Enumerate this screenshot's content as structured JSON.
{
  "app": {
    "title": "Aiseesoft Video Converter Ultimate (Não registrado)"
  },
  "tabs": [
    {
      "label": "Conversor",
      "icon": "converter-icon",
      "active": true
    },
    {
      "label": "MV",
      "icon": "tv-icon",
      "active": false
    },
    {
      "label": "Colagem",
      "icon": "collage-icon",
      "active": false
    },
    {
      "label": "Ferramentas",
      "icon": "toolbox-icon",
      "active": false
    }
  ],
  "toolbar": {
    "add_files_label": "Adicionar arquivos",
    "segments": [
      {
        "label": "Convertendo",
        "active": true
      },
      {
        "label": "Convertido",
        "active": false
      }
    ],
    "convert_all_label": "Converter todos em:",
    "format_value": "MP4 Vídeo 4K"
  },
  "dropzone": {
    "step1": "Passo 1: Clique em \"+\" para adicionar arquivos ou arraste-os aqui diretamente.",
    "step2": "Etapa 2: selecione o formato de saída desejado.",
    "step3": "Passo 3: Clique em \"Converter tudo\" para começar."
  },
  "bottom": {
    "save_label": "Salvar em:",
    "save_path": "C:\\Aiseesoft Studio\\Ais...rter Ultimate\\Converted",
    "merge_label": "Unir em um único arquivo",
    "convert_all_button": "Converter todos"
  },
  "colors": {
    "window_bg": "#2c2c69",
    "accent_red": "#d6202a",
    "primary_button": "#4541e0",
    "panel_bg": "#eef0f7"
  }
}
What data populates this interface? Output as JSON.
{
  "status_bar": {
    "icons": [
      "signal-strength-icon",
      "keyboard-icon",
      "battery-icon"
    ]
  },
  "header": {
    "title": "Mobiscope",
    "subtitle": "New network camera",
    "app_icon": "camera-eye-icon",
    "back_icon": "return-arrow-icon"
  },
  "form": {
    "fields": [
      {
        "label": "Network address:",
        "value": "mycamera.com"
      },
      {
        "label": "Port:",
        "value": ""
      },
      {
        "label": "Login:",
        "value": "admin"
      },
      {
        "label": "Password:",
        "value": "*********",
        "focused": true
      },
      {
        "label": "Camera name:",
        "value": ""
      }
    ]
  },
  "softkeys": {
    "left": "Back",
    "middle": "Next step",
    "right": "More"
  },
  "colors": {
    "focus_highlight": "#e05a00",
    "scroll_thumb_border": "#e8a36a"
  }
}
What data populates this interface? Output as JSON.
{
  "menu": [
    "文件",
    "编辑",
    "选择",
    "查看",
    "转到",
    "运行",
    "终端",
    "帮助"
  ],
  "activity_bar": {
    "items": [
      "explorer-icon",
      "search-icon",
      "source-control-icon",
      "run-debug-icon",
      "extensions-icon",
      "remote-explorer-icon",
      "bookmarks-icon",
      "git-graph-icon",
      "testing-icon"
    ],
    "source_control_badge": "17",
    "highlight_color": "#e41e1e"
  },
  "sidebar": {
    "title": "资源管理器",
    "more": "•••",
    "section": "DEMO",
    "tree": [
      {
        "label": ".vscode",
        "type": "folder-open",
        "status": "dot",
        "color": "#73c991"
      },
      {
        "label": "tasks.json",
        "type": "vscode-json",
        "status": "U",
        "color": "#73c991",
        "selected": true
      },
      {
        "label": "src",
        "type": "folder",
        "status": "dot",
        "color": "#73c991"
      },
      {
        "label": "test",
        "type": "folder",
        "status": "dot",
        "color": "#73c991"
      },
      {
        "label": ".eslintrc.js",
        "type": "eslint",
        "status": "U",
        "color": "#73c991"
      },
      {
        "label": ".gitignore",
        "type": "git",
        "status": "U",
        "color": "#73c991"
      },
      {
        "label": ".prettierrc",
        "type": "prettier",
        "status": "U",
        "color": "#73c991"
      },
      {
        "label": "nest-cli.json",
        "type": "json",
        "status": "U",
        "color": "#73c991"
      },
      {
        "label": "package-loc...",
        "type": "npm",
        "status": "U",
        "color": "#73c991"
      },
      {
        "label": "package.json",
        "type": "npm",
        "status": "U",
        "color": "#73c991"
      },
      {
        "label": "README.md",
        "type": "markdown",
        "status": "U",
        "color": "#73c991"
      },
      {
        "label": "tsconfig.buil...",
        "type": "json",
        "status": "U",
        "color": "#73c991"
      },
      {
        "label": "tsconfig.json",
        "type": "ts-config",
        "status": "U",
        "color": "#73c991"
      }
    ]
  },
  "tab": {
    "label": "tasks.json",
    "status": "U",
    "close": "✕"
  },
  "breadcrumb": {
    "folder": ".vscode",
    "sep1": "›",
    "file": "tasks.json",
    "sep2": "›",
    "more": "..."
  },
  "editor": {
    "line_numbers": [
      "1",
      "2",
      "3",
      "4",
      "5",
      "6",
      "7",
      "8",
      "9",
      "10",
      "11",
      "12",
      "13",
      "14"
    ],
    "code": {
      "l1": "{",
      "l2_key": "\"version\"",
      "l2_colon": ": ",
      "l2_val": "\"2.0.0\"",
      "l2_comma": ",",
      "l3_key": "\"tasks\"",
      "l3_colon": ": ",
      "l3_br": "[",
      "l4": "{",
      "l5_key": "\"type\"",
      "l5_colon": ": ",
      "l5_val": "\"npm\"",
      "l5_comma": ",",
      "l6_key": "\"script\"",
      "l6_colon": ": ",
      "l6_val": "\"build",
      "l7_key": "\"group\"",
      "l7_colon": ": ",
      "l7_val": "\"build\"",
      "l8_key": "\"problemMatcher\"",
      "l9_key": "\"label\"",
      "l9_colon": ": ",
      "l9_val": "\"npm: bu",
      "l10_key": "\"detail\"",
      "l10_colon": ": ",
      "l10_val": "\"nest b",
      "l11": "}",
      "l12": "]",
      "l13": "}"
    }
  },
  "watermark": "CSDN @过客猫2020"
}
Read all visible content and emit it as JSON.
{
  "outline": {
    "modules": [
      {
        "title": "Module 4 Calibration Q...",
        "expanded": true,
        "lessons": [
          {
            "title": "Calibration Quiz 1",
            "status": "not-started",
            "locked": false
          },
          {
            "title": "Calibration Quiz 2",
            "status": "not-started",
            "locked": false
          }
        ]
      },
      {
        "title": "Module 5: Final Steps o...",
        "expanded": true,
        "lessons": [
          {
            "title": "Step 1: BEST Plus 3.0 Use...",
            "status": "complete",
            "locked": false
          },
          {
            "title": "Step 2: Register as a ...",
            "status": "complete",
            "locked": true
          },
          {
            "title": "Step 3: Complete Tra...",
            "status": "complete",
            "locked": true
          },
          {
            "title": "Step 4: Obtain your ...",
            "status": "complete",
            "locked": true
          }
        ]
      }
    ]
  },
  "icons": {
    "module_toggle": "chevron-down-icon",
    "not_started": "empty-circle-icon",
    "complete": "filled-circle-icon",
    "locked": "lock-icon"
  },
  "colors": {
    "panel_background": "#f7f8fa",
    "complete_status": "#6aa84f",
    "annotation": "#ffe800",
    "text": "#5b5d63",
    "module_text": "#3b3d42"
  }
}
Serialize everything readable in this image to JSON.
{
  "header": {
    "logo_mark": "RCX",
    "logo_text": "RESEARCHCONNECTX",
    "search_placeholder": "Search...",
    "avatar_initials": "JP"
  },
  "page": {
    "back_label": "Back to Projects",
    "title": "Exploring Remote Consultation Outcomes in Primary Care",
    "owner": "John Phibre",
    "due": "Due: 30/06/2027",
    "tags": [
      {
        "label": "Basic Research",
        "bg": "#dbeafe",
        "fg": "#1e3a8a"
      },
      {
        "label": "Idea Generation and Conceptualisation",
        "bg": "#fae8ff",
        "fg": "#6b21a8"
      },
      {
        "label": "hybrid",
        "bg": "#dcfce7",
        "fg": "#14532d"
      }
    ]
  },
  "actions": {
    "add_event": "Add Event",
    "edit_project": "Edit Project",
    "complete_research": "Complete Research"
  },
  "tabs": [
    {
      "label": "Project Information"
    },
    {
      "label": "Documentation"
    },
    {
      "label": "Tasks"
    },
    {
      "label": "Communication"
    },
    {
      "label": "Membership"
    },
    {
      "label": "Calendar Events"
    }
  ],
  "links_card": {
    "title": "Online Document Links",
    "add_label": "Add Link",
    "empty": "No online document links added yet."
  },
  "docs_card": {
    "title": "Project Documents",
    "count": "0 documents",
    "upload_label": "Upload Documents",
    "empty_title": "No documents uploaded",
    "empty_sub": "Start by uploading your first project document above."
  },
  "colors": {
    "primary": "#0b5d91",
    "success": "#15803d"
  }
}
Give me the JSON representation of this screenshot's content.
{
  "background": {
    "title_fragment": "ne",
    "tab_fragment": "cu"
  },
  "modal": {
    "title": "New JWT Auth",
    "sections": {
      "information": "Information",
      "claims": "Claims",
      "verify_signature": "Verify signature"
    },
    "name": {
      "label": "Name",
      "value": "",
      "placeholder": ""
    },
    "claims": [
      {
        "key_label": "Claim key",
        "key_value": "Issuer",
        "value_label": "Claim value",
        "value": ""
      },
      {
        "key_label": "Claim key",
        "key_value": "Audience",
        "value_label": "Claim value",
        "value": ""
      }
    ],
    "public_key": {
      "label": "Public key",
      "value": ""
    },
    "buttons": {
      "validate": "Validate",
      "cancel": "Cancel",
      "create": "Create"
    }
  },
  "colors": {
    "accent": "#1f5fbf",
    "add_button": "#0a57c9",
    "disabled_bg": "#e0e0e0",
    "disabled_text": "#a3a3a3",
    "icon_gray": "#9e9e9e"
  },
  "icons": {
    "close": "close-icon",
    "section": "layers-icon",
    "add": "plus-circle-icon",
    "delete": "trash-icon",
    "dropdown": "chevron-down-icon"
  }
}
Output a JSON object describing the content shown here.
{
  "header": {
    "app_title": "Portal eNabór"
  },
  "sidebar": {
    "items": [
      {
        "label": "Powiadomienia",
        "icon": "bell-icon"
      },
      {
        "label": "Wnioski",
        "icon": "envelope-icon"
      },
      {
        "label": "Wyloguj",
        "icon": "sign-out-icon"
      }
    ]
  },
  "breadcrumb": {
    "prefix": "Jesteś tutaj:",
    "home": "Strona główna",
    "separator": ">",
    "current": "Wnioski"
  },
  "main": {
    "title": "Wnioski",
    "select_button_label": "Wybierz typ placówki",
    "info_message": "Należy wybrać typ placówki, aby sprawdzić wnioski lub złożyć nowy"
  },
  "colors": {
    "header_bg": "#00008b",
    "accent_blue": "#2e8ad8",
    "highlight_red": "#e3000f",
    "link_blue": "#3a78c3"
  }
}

* Your goal
Looking at the records above, count the lines where the word "todos" appears. State only the number.

* Task answer
2